Compile every line that includes the word "public".
>> START Task inputs
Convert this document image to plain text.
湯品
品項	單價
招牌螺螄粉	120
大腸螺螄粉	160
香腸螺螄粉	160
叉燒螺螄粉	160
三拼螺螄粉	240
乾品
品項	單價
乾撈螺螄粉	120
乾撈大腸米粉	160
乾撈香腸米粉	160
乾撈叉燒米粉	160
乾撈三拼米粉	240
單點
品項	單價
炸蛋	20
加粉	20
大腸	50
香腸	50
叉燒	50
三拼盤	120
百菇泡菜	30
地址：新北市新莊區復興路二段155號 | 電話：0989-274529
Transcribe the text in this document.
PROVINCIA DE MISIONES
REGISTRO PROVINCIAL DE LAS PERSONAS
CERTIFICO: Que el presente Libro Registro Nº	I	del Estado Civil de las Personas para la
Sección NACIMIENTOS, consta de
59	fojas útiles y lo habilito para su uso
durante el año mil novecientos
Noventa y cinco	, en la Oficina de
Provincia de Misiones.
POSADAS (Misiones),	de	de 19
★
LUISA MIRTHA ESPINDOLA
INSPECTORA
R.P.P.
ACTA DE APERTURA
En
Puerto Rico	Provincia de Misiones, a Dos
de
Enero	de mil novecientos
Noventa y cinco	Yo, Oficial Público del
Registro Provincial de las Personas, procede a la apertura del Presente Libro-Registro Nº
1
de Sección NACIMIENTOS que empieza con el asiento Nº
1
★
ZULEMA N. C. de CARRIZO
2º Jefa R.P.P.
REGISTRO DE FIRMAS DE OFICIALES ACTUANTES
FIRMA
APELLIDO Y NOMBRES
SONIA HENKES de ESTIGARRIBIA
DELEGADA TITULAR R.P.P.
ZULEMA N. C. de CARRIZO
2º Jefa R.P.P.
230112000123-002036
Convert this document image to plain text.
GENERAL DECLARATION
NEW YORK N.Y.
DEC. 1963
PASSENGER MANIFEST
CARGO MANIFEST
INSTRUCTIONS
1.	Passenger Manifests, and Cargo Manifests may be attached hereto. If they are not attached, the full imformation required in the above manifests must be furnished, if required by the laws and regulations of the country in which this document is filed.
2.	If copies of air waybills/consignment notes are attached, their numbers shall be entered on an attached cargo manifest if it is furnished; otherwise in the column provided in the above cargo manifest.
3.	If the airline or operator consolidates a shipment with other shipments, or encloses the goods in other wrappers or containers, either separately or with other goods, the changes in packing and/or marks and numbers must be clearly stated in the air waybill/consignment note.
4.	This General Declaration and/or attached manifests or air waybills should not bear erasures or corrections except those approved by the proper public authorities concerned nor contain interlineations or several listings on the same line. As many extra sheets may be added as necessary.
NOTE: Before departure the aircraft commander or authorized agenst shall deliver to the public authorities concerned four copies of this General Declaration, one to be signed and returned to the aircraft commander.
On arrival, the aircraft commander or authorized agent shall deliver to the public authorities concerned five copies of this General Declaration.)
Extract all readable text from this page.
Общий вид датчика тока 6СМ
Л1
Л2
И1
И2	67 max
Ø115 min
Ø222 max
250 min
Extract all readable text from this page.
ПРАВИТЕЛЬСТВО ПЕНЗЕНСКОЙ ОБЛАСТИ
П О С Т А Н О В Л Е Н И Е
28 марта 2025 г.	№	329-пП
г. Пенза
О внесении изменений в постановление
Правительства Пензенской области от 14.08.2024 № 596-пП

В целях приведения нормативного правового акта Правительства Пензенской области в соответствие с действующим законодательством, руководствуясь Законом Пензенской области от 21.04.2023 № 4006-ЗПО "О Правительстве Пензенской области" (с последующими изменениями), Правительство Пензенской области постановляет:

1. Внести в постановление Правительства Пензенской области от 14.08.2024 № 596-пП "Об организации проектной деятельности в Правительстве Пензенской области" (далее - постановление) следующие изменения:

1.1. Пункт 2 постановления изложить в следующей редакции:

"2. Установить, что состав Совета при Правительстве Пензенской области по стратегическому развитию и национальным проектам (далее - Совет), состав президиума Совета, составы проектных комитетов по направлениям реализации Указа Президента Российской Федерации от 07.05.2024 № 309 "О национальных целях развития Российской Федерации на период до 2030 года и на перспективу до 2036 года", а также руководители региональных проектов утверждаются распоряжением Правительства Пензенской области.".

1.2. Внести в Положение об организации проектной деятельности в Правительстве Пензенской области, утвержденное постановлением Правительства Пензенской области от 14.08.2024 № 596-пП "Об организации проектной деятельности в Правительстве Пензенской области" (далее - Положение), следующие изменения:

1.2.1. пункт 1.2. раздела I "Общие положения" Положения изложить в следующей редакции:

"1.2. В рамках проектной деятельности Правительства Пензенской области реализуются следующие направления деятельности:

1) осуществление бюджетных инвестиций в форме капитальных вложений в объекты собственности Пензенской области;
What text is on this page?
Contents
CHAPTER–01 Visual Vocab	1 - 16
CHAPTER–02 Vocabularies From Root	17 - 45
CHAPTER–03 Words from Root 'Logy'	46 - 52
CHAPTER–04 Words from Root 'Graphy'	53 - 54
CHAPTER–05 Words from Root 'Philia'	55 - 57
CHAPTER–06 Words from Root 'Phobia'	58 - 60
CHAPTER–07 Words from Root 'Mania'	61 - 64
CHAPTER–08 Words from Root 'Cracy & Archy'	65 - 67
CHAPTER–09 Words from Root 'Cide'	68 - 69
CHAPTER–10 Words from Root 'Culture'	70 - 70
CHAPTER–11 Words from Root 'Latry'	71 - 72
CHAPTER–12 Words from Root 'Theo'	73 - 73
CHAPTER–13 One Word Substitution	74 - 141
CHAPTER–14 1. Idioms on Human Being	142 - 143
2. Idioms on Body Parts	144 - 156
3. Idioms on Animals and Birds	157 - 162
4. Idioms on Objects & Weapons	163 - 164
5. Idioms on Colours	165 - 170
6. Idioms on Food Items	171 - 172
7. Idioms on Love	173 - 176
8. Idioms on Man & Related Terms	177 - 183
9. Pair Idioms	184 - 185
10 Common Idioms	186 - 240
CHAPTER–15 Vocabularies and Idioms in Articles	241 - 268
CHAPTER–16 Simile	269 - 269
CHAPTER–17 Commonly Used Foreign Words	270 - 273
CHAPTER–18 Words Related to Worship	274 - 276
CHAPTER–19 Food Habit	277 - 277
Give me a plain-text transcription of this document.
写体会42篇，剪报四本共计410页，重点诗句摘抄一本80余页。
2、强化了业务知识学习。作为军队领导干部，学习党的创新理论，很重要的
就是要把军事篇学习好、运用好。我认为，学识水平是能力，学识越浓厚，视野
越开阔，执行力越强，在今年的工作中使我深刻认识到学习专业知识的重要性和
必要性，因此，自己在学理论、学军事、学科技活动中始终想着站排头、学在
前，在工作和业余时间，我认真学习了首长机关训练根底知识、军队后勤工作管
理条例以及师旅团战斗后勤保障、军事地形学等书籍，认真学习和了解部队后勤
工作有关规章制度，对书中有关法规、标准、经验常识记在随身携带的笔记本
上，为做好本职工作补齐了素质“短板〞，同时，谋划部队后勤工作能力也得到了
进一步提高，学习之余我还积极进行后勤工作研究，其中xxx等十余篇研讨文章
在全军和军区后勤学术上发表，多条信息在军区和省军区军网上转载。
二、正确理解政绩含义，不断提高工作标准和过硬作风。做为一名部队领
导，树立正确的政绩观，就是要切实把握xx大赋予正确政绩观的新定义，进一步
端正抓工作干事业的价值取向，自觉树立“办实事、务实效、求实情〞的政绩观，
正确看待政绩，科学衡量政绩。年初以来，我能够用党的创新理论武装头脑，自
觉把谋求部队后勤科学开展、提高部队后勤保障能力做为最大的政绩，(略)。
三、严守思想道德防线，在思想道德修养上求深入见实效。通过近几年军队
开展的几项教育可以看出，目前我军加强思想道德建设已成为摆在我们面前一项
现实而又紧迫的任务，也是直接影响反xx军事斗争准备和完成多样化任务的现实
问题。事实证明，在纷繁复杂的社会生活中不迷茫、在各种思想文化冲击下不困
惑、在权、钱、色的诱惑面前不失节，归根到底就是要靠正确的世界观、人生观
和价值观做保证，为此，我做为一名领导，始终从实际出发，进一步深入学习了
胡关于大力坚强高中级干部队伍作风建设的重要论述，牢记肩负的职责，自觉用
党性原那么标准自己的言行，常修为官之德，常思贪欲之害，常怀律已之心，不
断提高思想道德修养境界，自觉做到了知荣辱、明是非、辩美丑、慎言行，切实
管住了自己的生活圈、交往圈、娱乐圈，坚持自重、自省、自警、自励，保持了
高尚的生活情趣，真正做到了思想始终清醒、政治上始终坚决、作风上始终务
>> END Task inputs
Complete answer:
4.	This General Declaration and/or attached manifests or air waybills should not bear erasures or corrections except those approved by the proper public authorities concerned nor contain interlineations or several listings on the same line. As many extra sheets may be added as necessary.
NOTE: Before departure the aircraft commander or authorized agenst shall deliver to the public authorities concerned four copies of this General Declaration, one to be signed and returned to the aircraft commander.
On arrival, the aircraft commander or authorized agent shall deliver to the public authorities concerned five copies of this General Declaration.)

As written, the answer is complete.